(Figure data in JSON)
########
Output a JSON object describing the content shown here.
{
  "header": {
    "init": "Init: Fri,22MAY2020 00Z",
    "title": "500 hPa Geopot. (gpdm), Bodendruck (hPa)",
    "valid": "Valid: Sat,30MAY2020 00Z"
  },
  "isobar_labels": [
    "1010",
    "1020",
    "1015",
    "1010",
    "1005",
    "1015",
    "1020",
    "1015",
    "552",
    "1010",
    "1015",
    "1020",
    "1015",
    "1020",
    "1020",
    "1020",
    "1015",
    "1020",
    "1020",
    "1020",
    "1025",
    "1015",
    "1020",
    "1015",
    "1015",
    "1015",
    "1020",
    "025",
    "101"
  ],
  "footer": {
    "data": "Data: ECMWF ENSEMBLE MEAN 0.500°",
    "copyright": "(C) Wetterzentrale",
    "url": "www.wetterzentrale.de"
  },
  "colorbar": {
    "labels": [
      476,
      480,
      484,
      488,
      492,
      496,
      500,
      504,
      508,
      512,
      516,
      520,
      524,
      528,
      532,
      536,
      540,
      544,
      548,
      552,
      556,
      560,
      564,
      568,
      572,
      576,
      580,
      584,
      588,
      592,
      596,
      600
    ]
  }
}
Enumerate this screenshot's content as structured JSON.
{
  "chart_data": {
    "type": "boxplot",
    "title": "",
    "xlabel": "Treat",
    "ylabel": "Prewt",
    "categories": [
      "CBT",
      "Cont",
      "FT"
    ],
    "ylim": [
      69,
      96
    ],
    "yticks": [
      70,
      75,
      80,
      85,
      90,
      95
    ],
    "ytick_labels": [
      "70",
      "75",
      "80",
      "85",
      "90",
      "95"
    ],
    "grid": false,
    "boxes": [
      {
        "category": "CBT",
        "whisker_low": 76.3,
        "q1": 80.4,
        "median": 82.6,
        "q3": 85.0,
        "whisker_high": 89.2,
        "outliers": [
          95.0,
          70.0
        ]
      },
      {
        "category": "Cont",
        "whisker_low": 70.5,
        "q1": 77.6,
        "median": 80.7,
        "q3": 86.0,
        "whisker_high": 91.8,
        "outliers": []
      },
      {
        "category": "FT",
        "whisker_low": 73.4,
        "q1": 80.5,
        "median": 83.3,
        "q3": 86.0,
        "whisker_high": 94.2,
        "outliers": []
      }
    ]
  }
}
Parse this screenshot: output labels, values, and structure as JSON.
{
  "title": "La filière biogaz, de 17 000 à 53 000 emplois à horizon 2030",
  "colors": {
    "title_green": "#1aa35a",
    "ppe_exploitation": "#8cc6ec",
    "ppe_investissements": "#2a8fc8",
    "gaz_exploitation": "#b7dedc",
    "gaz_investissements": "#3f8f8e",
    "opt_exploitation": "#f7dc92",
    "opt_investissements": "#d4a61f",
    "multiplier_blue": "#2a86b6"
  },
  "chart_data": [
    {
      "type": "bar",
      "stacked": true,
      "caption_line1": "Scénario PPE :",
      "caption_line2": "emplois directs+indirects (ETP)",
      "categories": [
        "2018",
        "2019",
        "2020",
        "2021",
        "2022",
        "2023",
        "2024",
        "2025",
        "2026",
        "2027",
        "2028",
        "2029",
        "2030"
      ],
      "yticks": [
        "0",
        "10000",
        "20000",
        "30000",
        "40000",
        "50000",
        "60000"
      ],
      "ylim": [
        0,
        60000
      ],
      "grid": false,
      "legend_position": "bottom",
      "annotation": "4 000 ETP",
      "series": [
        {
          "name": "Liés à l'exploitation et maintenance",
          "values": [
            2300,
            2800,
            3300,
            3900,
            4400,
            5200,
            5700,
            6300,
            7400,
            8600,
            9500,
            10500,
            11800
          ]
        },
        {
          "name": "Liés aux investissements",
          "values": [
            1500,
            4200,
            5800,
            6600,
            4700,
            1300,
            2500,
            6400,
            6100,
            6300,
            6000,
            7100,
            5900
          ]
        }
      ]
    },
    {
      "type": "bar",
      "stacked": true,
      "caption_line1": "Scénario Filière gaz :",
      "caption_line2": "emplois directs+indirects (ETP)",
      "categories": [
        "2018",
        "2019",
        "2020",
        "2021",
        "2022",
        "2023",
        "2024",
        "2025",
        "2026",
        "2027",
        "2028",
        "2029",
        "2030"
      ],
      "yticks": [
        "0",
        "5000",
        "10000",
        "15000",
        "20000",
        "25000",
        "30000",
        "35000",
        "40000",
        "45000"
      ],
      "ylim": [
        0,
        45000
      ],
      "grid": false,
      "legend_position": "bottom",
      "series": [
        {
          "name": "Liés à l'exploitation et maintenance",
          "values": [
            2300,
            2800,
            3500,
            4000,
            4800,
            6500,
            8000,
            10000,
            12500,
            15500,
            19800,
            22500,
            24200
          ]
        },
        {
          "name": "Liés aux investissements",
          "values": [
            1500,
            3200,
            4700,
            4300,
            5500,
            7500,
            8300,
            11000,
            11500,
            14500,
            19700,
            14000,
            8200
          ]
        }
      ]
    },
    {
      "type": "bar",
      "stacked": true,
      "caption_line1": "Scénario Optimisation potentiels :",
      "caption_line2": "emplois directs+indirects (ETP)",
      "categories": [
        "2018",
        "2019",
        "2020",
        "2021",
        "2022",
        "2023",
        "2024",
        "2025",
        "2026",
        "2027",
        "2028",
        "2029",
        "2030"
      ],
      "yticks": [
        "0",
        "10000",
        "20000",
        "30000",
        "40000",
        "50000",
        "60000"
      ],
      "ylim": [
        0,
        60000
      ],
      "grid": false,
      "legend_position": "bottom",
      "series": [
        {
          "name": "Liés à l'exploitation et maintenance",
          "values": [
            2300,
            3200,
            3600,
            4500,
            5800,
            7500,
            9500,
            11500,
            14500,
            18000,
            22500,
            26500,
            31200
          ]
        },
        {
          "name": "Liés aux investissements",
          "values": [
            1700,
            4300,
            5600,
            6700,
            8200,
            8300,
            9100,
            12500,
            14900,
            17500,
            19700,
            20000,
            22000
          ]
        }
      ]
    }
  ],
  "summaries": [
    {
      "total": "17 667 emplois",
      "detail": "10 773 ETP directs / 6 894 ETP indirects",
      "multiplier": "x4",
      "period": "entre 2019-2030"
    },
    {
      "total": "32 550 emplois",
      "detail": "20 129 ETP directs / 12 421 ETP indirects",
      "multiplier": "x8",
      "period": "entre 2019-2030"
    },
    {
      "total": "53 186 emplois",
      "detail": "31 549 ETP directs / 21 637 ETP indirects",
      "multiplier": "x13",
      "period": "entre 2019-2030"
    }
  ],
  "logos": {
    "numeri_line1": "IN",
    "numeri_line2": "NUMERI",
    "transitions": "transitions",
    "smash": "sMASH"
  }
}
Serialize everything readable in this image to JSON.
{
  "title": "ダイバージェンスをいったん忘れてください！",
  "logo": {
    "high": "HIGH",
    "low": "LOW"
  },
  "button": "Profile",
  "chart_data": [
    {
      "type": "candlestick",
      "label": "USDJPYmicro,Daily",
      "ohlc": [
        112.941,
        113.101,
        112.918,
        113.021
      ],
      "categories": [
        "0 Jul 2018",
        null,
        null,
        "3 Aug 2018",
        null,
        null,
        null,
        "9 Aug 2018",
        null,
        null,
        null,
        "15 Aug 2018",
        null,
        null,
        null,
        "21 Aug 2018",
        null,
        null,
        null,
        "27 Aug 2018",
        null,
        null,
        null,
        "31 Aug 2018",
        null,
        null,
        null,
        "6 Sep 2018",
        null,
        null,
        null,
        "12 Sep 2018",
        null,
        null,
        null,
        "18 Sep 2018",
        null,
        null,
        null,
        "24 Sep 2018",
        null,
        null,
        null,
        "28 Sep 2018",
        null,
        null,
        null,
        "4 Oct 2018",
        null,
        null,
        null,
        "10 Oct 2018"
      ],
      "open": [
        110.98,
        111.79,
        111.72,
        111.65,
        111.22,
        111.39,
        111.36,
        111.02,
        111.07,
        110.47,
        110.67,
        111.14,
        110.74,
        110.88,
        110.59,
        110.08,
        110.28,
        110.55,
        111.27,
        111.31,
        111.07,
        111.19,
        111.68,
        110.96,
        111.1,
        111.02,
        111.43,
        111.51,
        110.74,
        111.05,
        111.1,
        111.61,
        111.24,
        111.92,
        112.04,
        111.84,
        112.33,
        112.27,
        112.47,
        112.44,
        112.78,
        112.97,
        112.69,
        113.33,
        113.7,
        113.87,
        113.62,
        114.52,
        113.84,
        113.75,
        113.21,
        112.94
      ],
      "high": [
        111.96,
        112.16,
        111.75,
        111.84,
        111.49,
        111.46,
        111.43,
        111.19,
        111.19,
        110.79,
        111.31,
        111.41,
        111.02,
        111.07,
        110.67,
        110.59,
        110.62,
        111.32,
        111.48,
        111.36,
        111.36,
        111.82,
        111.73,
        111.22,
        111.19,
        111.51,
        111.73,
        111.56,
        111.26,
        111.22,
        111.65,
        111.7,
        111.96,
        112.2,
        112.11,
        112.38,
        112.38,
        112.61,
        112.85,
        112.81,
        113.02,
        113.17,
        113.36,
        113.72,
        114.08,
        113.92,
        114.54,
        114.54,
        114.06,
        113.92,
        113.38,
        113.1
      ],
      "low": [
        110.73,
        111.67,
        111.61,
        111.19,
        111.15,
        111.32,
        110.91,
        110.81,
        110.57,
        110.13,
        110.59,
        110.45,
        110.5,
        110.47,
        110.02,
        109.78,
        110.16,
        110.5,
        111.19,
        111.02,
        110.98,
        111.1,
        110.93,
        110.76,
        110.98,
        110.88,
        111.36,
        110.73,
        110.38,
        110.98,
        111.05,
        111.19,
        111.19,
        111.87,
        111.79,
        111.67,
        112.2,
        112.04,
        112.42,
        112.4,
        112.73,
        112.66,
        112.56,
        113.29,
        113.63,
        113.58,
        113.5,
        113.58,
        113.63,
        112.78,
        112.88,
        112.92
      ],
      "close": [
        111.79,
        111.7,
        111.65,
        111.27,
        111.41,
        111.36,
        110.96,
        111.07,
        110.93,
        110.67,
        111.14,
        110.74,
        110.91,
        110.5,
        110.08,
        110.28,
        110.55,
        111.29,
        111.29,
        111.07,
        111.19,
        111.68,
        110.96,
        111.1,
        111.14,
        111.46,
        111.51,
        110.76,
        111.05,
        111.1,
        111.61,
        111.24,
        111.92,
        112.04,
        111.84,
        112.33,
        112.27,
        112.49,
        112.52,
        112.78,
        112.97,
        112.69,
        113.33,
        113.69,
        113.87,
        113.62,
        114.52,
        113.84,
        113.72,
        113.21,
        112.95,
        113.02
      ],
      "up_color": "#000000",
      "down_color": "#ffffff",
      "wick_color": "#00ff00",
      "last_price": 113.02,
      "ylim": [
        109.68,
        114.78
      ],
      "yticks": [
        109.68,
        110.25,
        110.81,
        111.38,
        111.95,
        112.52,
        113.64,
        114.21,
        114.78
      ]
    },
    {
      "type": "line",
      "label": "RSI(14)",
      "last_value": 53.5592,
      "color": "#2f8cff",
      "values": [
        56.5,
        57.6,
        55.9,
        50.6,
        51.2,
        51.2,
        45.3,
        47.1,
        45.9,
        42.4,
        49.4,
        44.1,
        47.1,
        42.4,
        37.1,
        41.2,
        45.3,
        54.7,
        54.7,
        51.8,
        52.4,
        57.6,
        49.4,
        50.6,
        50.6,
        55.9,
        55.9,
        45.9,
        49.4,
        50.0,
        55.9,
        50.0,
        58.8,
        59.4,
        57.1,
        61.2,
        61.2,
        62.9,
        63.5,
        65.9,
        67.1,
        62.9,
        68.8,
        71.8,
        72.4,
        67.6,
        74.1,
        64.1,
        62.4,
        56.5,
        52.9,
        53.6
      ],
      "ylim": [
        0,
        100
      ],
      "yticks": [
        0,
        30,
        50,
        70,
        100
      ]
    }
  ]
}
########
[Prompt] Each line above that holds the string "this" should be copied and shown.

[Complete output]
Enumerate this screenshot's content as structured JSON.
Parse this screenshot: output labels, values, and structure as JSON.
Serialize everything readable in this image to JSON.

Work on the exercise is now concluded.